Фрагмент страницы:
+ + + + + + +

Многочисленные маленькие порты, разбросанные по берегам Фрисландии, Голландии и Зеландии, были выброшены из монопольного промысла сельди и довольствовались ловлей трески, мерлана и морского языка в открытом море или возле побережья, в зависимости от снаряжения. Дордрехтцы промышляли рейнского лосося. Жители некоторых бедных прибрежных деревушек, не имевшие лодок, зарабатывали на жизнь перевозкой рыбы в соседние города на повозках, запряженных собаками. Влиланд, самый удаленный из фризских остров, отчасти жил сбором мидий.

Еще со Средних веков сандамские рыбаки специализировались на ловле угрей, большое количество которых периодически мигрировало в голландских водах. Эта рыба содержалась в больших садках, выкопанных поблизости от города, до ежегодных торгов в начале зимы. Не довольствуясь ловлей в собственных водах, сандамцы платили Дании за право промышлять угря вблизи острова Амагер. Осенью из порта Сандама выходила флотилия судов, снабженных чанами для транспортировки живой рыбы. После ловли флотилия спускалась порой до французского побережья для сбыта товара. Осушения, проводимые во внутреннем бассейне провинции Голландия с 1610 года, значительно сократили районы, посещаемые угрем. Некоторые его виды полностью исчезли. После 1640 года доходность этого промысла сильно упала.

В течение всей первой половины века над рыбаками висела серьезная угроза. Завоевав в 1583 году город Дюнкерк, герцог Пармский снарядил флот для нападения на голландские и зеландские суда. На доходы от этого подлого пиратства Дюнкерк жил почти 60 лет. Прокрадываясь вдоль побережья, дюнкеркцы иногда внезапно прорывались чуть ли не в голландские порты, разрушали сооружения, поджигали шхуны. Перемирие не положило конца их рейдам. Лишь за один год Энкхёйзен потерял сотню судов. Поскольку в дюнкеркский порт торговые суда не заходили, репрессивные меры оказывались тщетными. Голландские моряки, привлеченные возможностью легкой наживы, бросали службу и присоединялись к пиратам. Когда весной рыболовецкий флот поднимал паруса, направляясь на ловлю сельди, его сопровождал конвой из военных кораблей. Генеральные штаты отдали указание не брать дюнкеркцев в плен — их бросали в море.{262} Такое положение дел сохранялось до 1646 года, когда франко-голландской армии удалось наконец взять Дюнкерк, который был присоединен к Франции.{263}

Поиск судоходного пути к северу от Скандинавии в первые годы XVII столетия привел сначала англичан, а затем и голландцев к встрече со стадами китов, посещавших эти воды. В 1611 году англичане снарядили два китобойных вельбота. На следующий год Амстердам, в свою очередь, спустил на воду китобойную шхуну, доверив командование английскому лоцману и щедро оплатив его услуги. Энкхёйзен, Сандам и Делфт встали на тот же путь. Но борьба с английскими конкурентами потребовала разработки общей политики. В 1614 году группа голландских китобоев образовала Северную компанию, которая спустя три года получила официальный статус и исключительное право охотиться на китов между Шпицбергеном и Гренландией.

+ + + + + + +

Фрагмент источника:
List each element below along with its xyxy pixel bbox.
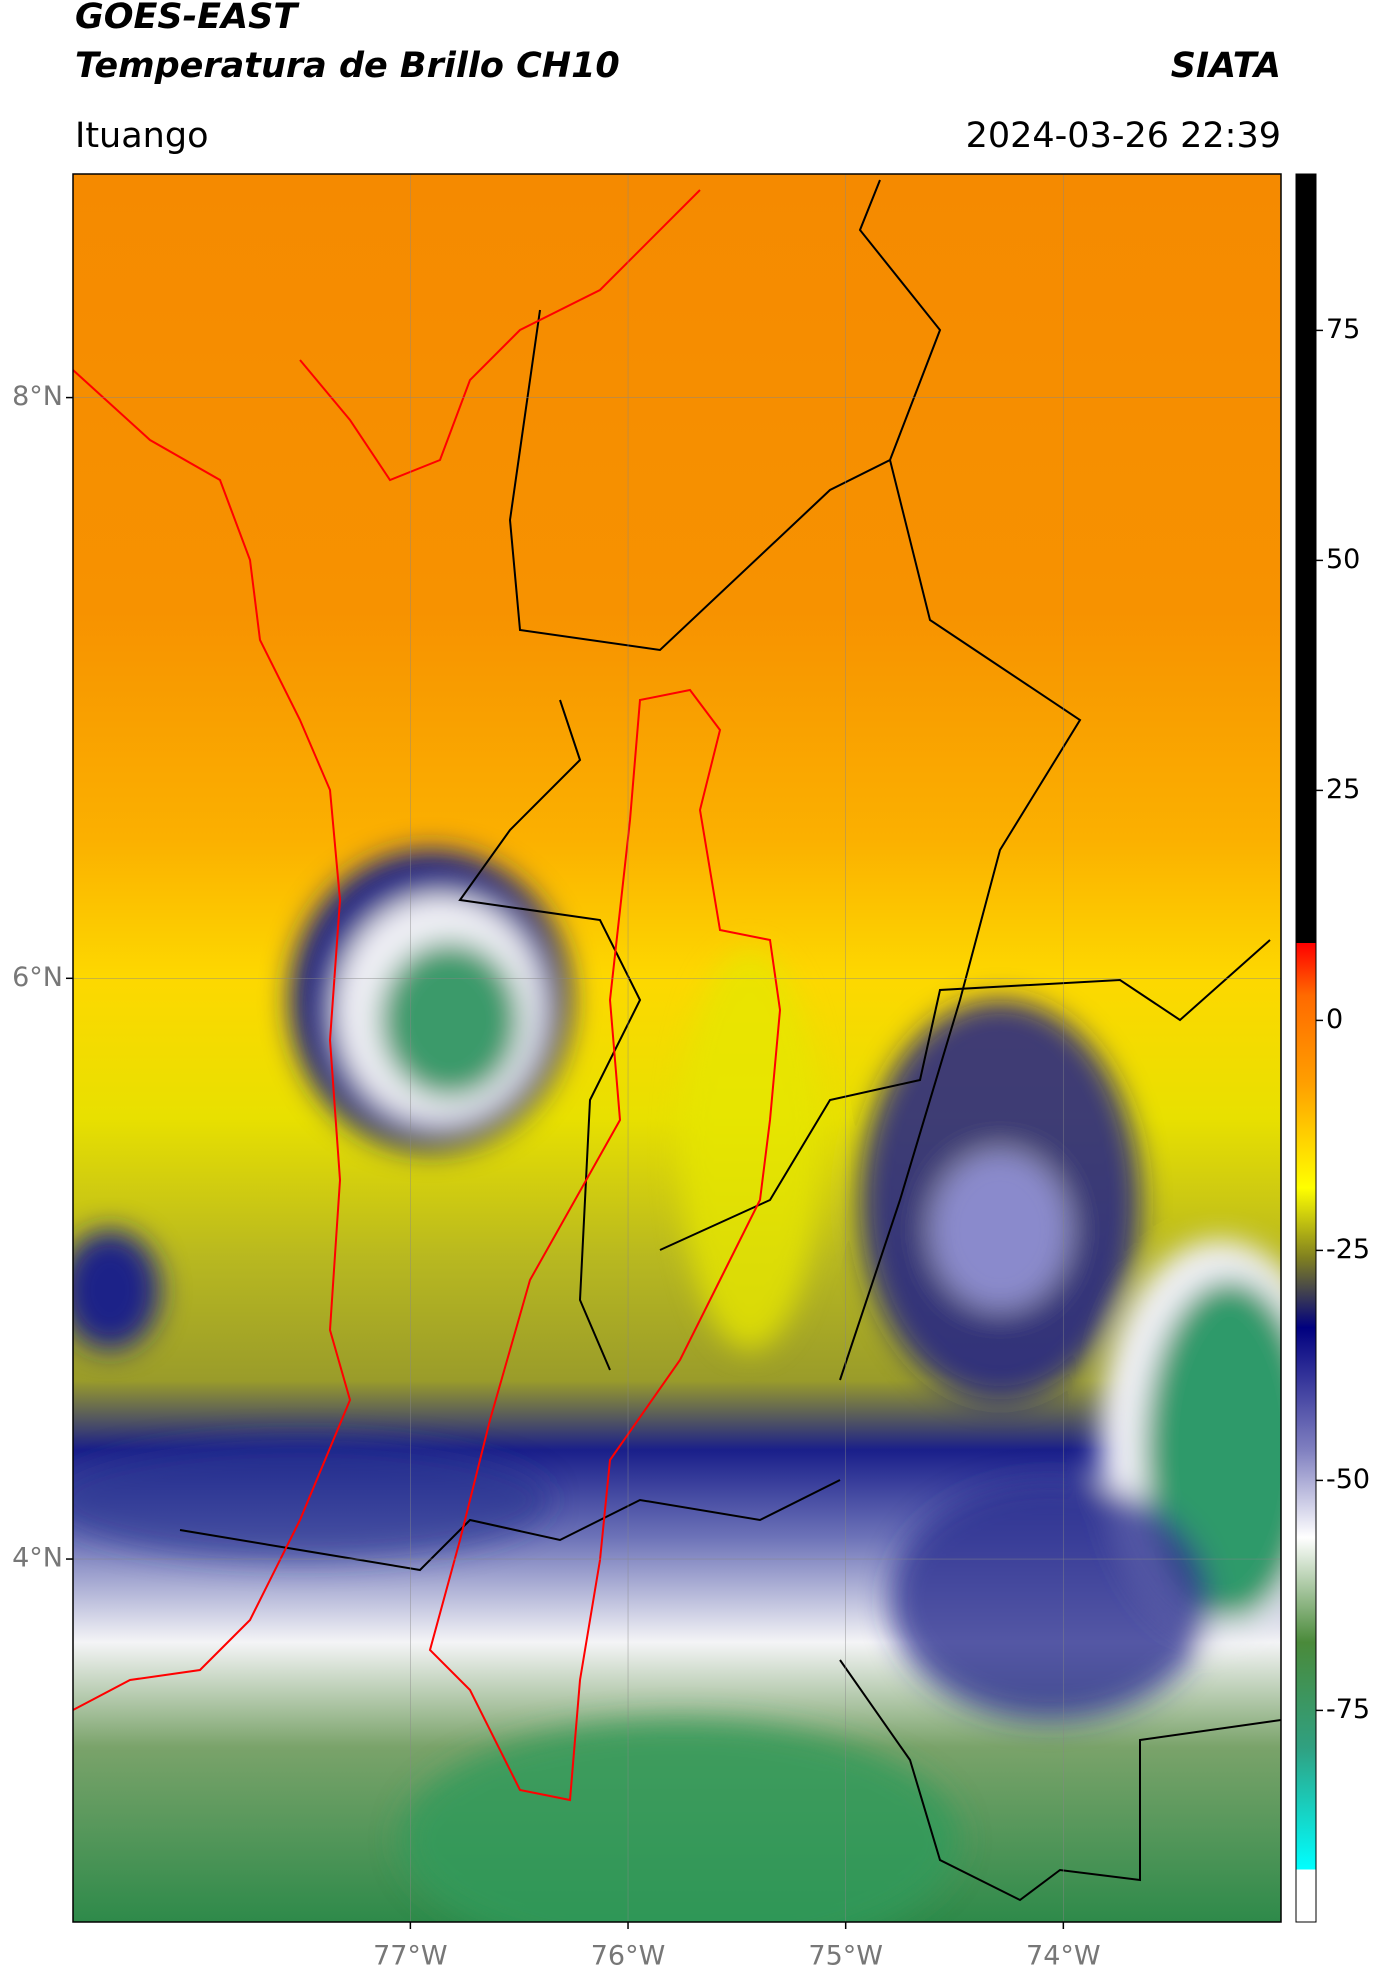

+ + + + + + +

Задания:
(a) Объясните, опираясь на фрагмент о голландских рыбных промыслах, почему репрессивные меры против Дюнкерка оказывались тщетными. Ответ дайте в одном–трех предложениях.
(b) Перепишите дословно часть фрагмента о голландских рыбных промыслах, которая открывается словами «Многочисленные маленькие порты, разбросанные» и завершается словами «жил сбором мидий.».

Ответы к заданиям:
(a) Репрессивные меры против Дюнкерка оказывались тщетными, поскольку торговые суда в дюнкеркский порт не заходили.

(b)
Многочисленные маленькие порты, разбросанные по берегам Фрисландии, Голландии и Зеландии, были выброшены из монопольного промысла сельди и довольствовались ловлей трески, мерлана и морского языка в открытом море или возле побережья, в зависимости от снаряжения. Дордрехтцы промышляли рейнского лосося. Жители некоторых бедных прибрежных деревушек, не имевшие лодок, зарабатывали на жизнь перевозкой рыбы в соседние города на повозках, запряженных собаками. Влиланд, самый удаленный из фризских остров, отчасти жил сбором мидий.